**Given problem:**
Give back the full listing verbatim, apart from its images.

# # # #

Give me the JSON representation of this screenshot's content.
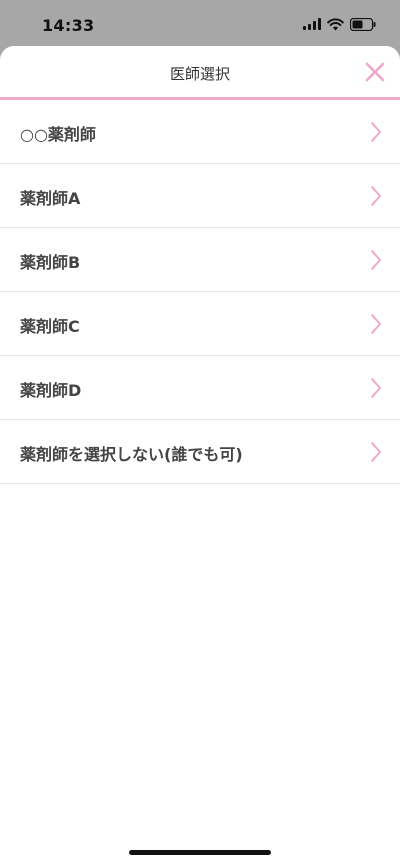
{
  "status_bar": {
    "time": "14:33"
  },
  "header": {
    "title": "医師選択"
  },
  "items": [
    {
      "label": "○○薬剤師"
    },
    {
      "label": "薬剤師A"
    },
    {
      "label": "薬剤師B"
    },
    {
      "label": "薬剤師C"
    },
    {
      "label": "薬剤師D"
    },
    {
      "label": "薬剤師を選択しない(誰でも可)"
    }
  ],
  "icons": {
    "close": "close-icon",
    "chevron": "chevron-right-icon",
    "signal": "signal-icon",
    "wifi": "wifi-icon",
    "battery": "battery-icon"
  },
  "colors": {
    "accent": "#f2a8cc",
    "overlay": "#a7a7a7",
    "text": "#444444"
  }
}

# # # #

**Solution:**
Give me the JSON representation of this screenshot's content.
{
  "status_bar": {
    "time": "14:33"
  },
  "header": {
    "title": "医師選択"
  },
  "items": [
    {
      "label": "○○薬剤師"
    },
    {
      "label": "薬剤師A"
    },
    {
      "label": "薬剤師B"
    },
    {
      "label": "薬剤師C"
    },
    {
      "label": "薬剤師D"
    },
    {
      "label": "薬剤師を選択しない(誰でも可)"
    }
  ],
  "icons": {
    "close": "close-icon",
    "chevron": "chevron-right-icon",
    "signal": "signal-icon",
    "wifi": "wifi-icon",
    "battery": "battery-icon"
  },
  "colors": {
    "accent": "#f2a8cc",
    "overlay": "#a7a7a7",
    "text": "#444444"
  }
}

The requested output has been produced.